_Data excerpts_
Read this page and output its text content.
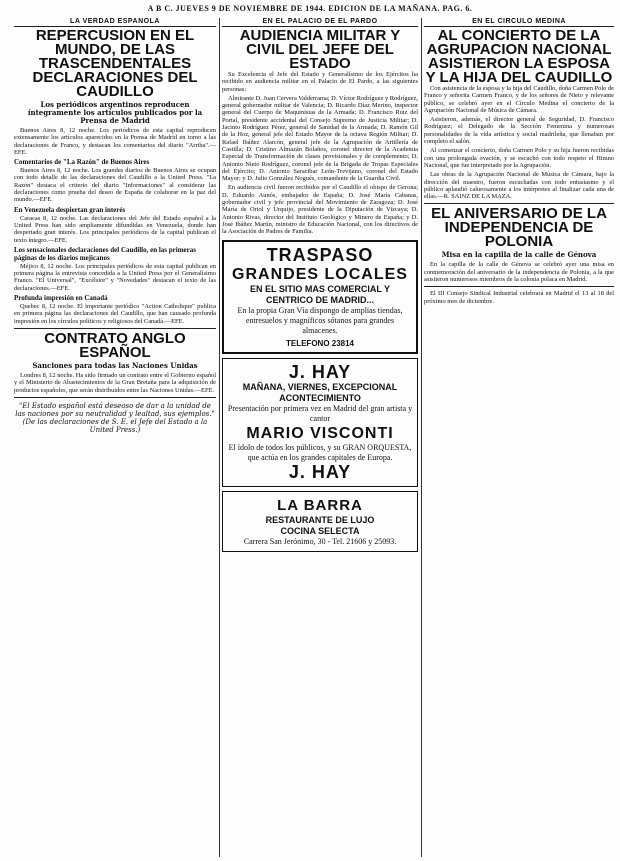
A B C. JUEVES 9 DE NOVIEMBRE DE 1944. EDICION DE LA MAÑANA. PAG. 6.
LA VERDAD ESPAÑOLA
REPERCUSION EN EL MUNDO, DE LAS TRASCENDENTALES DECLARACIONES DEL CAUDILLO
Los periódicos argentinos reproducen íntegramente los artículos publicados por la Prensa de Madrid

Buenos Aires 8, 12 noche. Los periódicos de esta capital reproducen extensamente los artículos aparecidos en la Prensa de Madrid en torno a las declaraciones de Franco, y destacan los comentarios del diario "Arriba".—EFE.

Comentarios de "La Razón" de Buenos Aires

Buenos Aires 8, 12 noche. Los grandes diarios de Buenos Aires se ocupan con todo detalle de las declaraciones del Caudillo a la United Press. "La Razón" destaca el criterio del diario "Informaciones" al considerar las declaraciones como prueba del deseo de España de colaborar en la paz del mundo.—EFE.

En Venezuela despiertan gran interés

Caracas 8, 12 noche. Las declaraciones del Jefe del Estado español a la United Press han sido ampliamente difundidas en Venezuela, donde han despertado gran interés. Los principales periódicos de la capital publican el texto íntegro.—EFE.

Los sensacionales declaraciones del Caudillo, en las primeras páginas de los diarios mejicanos

Méjico 8, 12 noche. Los principales periódicos de esta capital publican en primera página la entrevista concedida a la United Press por el Generalísimo Franco. "El Universal", "Excélsior" y "Novedades" destacan el texto de las declaraciones.—EFE.

Profunda impresión en Canadá

Quebec 8, 12 noche. El importante periódico "Action Catholique" publica en primera página las declaraciones del Caudillo, que han causado profunda impresión en los círculos políticos y religiosos del Canadá.—EFE.

CONTRATO ANGLO ESPAÑOL
Sanciones para todas las Naciones Unidas

Londres 8, 12 noche. Ha sido firmado un contrato entre el Gobierno español y el Ministerio de Abastecimientos de la Gran Bretaña para la adquisición de productos españoles, que serán distribuidos entre las Naciones Unidas.—EFE.

"El Estado español está deseoso de dar a la unidad de las naciones por su neutralidad y lealtad, sus ejemplos." (De las declaraciones de S. E. el Jefe del Estado a la United Press.)
EN EL PALACIO DE EL PARDO
AUDIENCIA MILITAR Y CIVIL DEL JEFE DEL ESTADO

Su Excelencia el Jefe del Estado y Generalísimo de los Ejércitos ha recibido en audiencia militar en el Palacio de El Pardo, a las siguientes personas:

Almirante D. Juan Cervera Valderrama; D. Víctor Rodríguez y Rodríguez, general gobernador militar de Valencia; D. Ricardo Díaz Merino, inspector general del Cuerpo de Maquinistas de la Armada; D. Francisco Ruiz del Portal, presidente accidental del Consejo Supremo de Justicia Militar; D. Jacinto Rodríguez Pérez, general de Sanidad de la Armada; D. Ramón Gil de la Hoz, general jefe del Estado Mayor de la octava Región Militar; D. Rafael Ibáñez Alarcón, general jefe de la Agrupación de Artillería de Castilla; D. Cristino Almazán Bolaños, coronel director de la Academia Especial de Transformación de clases provisionales y de complemento; D. Antonio Nieto Rodríguez, coronel jefe de la Brigada de Tropas Especiales del Ejército; D. Antonio Saracibar León-Trevijano, coronel del Estado Mayor; y D. Julio González Nogués, comandante de la Guardia Civil.

En audiencia civil fueron recibidos por el Caudillo el obispo de Gerona; D. Eduardo Aunós, embajador de España; D. José María Cabanas, gobernador civil y jefe provincial del Movimiento de Zaragoza; D. José María de Oriol y Urquijo, presidente de la Diputación de Vizcaya; D. Antonio Rivas, director del Instituto Geológico y Minero de España; y D. José Ibáñez Martín, ministro de Educación Nacional, con los directivos de la Asociación de Padres de Familia.

TRASPASO
GRANDES LOCALES
EN EL SITIO MAS COMERCIAL Y CENTRICO DE MADRID...
En la propia Gran Vía dispongo de amplias tiendas, entresuelos y magníficos sótanos para grandes almacenes.
TELEFONO 23814
J. HAY
MAÑANA, VIERNES, EXCEPCIONAL ACONTECIMIENTO
Presentación por primera vez en Madrid del gran artista y cantor
MARIO VISCONTI
El ídolo de todos los públicos, y su GRAN ORQUESTA, que actúa en los grandes capitales de Europa.
J. HAY
LA BARRA
RESTAURANTE DE LUJO
COCINA SELECTA
Carrera San Jerónimo, 30 - Tel. 21606 y 25093.
EN EL CIRCULO MEDINA
AL CONCIERTO DE LA AGRUPACION NACIONAL ASISTIERON LA ESPOSA Y LA HIJA DEL CAUDILLO

Con asistencia de la esposa y la hija del Caudillo, doña Carmen Polo de Franco y señorita Carmen Franco, y de los señores de Nieto y relevante público, se celebró ayer en el Círculo Medina el concierto de la Agrupación Nacional de Música de Cámara.

Asistieron, además, el director general de Seguridad, D. Francisco Rodríguez; el Delegado de la Sección Femenina y numerosas personalidades de la vida artística y social madrileña, que llenaban por completo el salón.

Al comenzar el concierto, doña Carmen Polo y su hija fueron recibidas con una prolongada ovación, y se escuchó con todo respeto el Himno Nacional, que fue interpretado por la Agrupación.

Las obras de la Agrupación Nacional de Música de Cámara, bajo la dirección del maestro, fueron escuchadas con todo entusiasmo y el público aplaudió calurosamente a los intérpretes al finalizar cada una de ellas.—R. SAINZ DE LA MAZA.

EL ANIVERSARIO DE LA INDEPENDENCIA DE POLONIA
Misa en la capilla de la calle de Génova

En la capilla de la calle de Génova se celebró ayer una misa en conmemoración del aniversario de la independencia de Polonia, a la que asistieron numerosos miembros de la colonia polaca en Madrid.

El III Consejo Sindical Industrial celebrará en Madrid el 13 al 18 del próximo mes de diciembre.
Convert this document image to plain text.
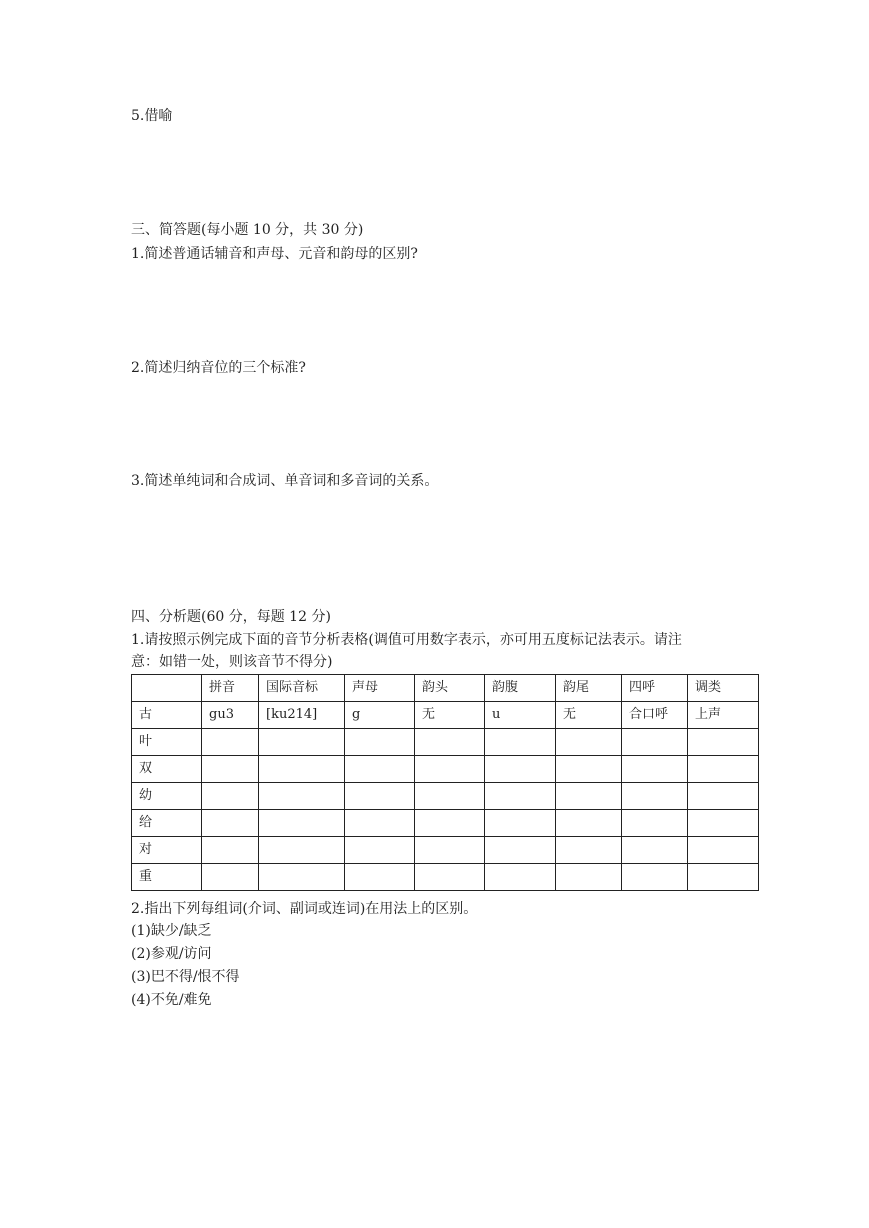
5.借喻
三、简答题(每小题 10 分，共 30 分)
1.简述普通话辅音和声母、元音和韵母的区别?
2.简述归纳音位的三个标准?
3.简述单纯词和合成词、单音词和多音词的关系。
四、分析题(60 分，每题 12 分)
1.请按照示例完成下面的音节分析表格(调值可用数字表示，亦可用五度标记法表示。请注
意：如错一处，则该音节不得分)
	拼音	国际音标	声母	韵头	韵腹	韵尾	四呼	调类
古	gu3	[ku214]	g	无	u	无	合口呼	上声
叶								
双								
幼								
给								
对								
重								
2.指出下列每组词(介词、副词或连词)在用法上的区别。
(1)缺少/缺乏
(2)参观/访问
(3)巴不得/恨不得
(4)不免/难免
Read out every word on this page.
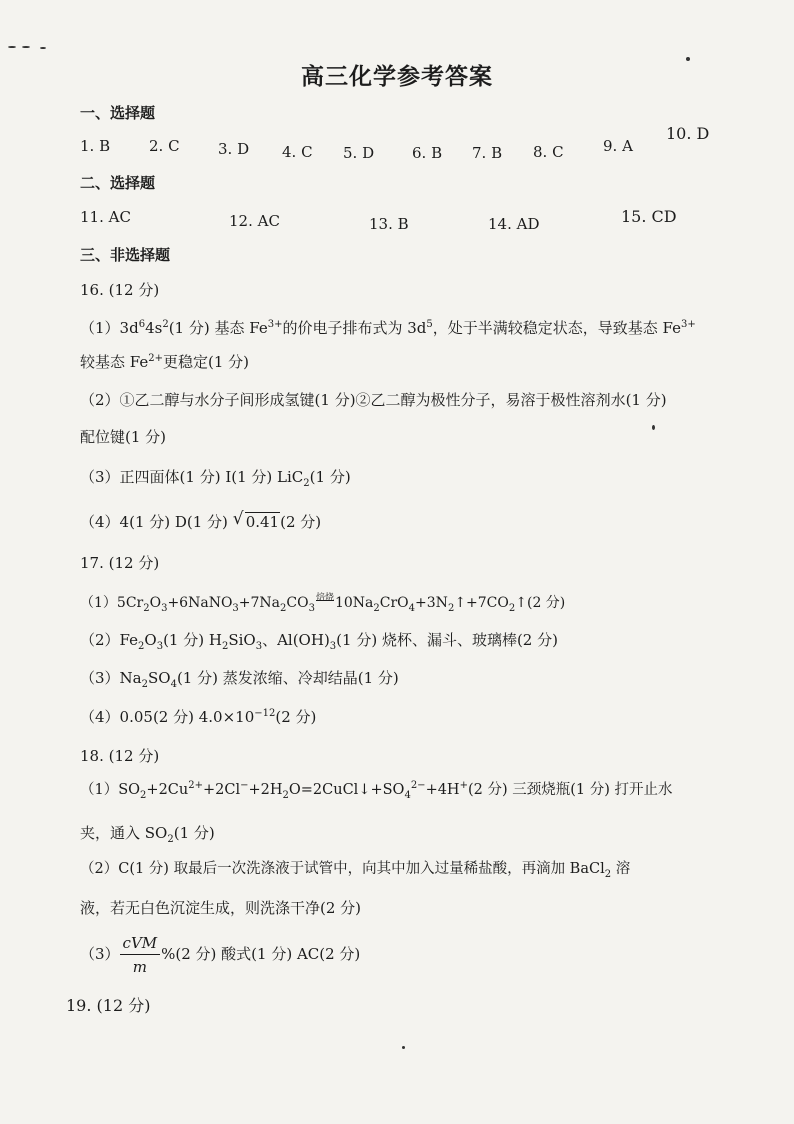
高三化学参考答案
一、选择题
1. B	2. C	3. D 4. C 5. D	6. B 7. B 8. C	9. A
10. D
二、选择题
11. AC	12. AC	13. B	14. AD	15. CD
三、非选择题
16. (12 分)
$(1)3d^64s^2(1$ 分) 基态 $Fe^{3+}$的价电子排布式为 $3d^5$，处于半满较稳定状态，导致基态 $Fe^{3+}$
较基态 $Fe^{2+}$更稳定(1 分)
（2）①乙二醇与水分子间形成氢键(1 分)②乙二醇为极性分子，易溶于极性溶剂水(1 分)
配位键(1 分)
（3）正四面体(1 分) I(1 分) LiC$_2$(1 分)
（4）4(1 分) D(1 分) √ 0.41(2 分)
17. (12 分)
$(1)5Cr_2O_3+6NaNO_3+7Na_2CO_3$
焙烧 $10Na_2CrO_4+3N_2↑+7CO_2↑(2$ 分)
$(2)Fe_2O_3(1$ 分) $H_2SiO_3$、$Al(OH)_3(1$ 分) 烧杯、漏斗、玻璃棒(2 分)
$(3)Na_2SO_4(1$ 分) 蒸发浓缩、冷却结晶(1 分)
（4）0.05(2 分) $4.0\times 10^{-12}(2$ 分)
18. (12 分)
$(1)SO_2+2Cu^{2+}+2Cl^-+2H_2O=2CuCl↓+SO_4^{2-}+4H^+(2$ 分) 三颈烧瓶(1 分) 打开止水
夹，通入 $SO_2(1$ 分)
（2）C(1 分) 取最后一次洗涤液于试管中，向其中加入过量稀盐酸，再滴加 BaCl$_2$ 溶
液，若无白色沉淀生成，则洗涤干净(2 分)
$(3) \frac{\text{cVM}}{m} \%(2$ 分) 酸式(1 分) AC(2 分)
19. (12 分)
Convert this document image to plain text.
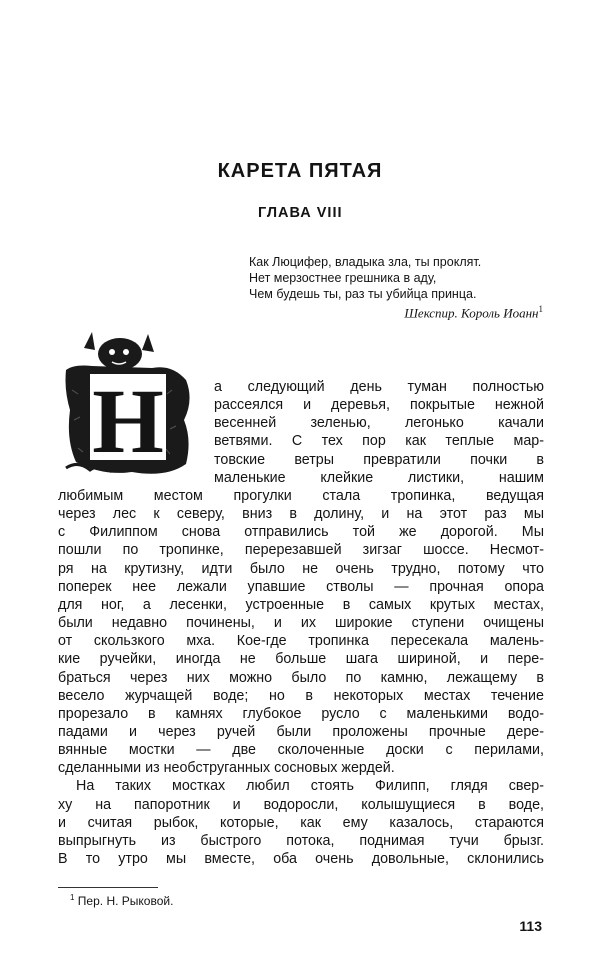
КАРЕТА ПЯТАЯ
ГЛАВА VIII
Как Люцифер, владыка зла, ты проклят.
Нет мерзостнее грешника в аду,
Чем будешь ты, раз ты убийца принца.
Шекспир. Король Иоанн$^1$
Н	а следующий день туман полностью
рассеялся и деревья, покрытые нежной
весенней зеленью, легонько качали
ветвями. С тех пор как теплые мар-
товские ветры превратили почки в
маленькие клейкие листики, нашим
любимым местом прогулки стала тропинка, ведущая
через лес к северу, вниз в долину, и на этот раз мы
с Филиппом снова отправились той же дорогой. Мы
пошли по тропинке, перерезавшей зигзаг шоссе. Несмот-
ря на крутизну, идти было не очень трудно, потому что
поперек нее лежали упавшие стволы — прочная опора
для ног, а лесенки, устроенные в самых крутых местах,
были недавно починены, и их широкие ступени очищены
от скользкого мха. Кое-где тропинка пересекала малень-
кие ручейки, иногда не больше шага шириной, и пере-
браться через них можно было по камню, лежащему в
весело журчащей воде; но в некоторых местах течение
прорезало в камнях глубокое русло с маленькими водо-
падами и через ручей были проложены прочные дере-
вянные мостки — две сколоченные доски с перилами,
сделанными из необструганных сосновых жердей.
На таких мостках любил стоять Филипп, глядя свер-
ху на папоротник и водоросли, колышущиеся в воде,
и считая рыбок, которые, как ему казалось, стараются
выпрыгнуть из быстрого потока, поднимая тучи брызг.
В то утро мы вместе, оба очень довольные, склонились
$^1$ Пер. Н. Рыковой.
113
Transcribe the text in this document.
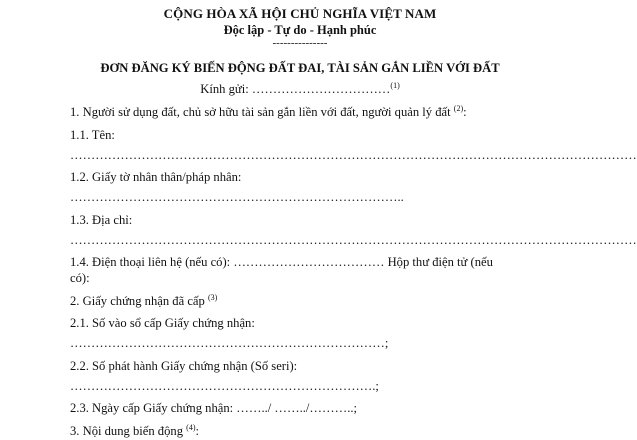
CỘNG HÒA XÃ HỘI CHỦ NGHĨA VIỆT NAM
Độc lập - Tự do - Hạnh phúc
---------------
ĐƠN ĐĂNG KÝ BIẾN ĐỘNG ĐẤT ĐAI, TÀI SẢN GẮN LIỀN VỚI ĐẤT
Kính gửi: ……………………………$^{(1)}$
1. Người sử dụng đất, chủ sở hữu tài sản gắn liền với đất, người quản lý đất $^{(2)}$:
1.1. Tên:
………………………………………………………………………………………………………………………
1.2. Giấy tờ nhân thân/pháp nhân:
……………………………………………………………………..
1.3. Địa chỉ:
………………………………………………………………………………………………………………………
1.4. Điện thoại liên hệ (nếu có): ……………………………… Hộp thư điện tử (nếu
có):
2. Giấy chứng nhận đã cấp $^{(3)}$
2.1. Số vào sổ cấp Giấy chứng nhận:
…………………………………………………………………;
2.2. Số phát hành Giấy chứng nhận (Số seri):
……………………………………………………………….;
2.3. Ngày cấp Giấy chứng nhận: ……../ ……../………..;
3. Nội dung biến động $^{(4)}$:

_Exercise_
In the listing, find each line with the string "page" and copy it.

_Exercise response_
Read this page and output its text content.
Read out every word on this page.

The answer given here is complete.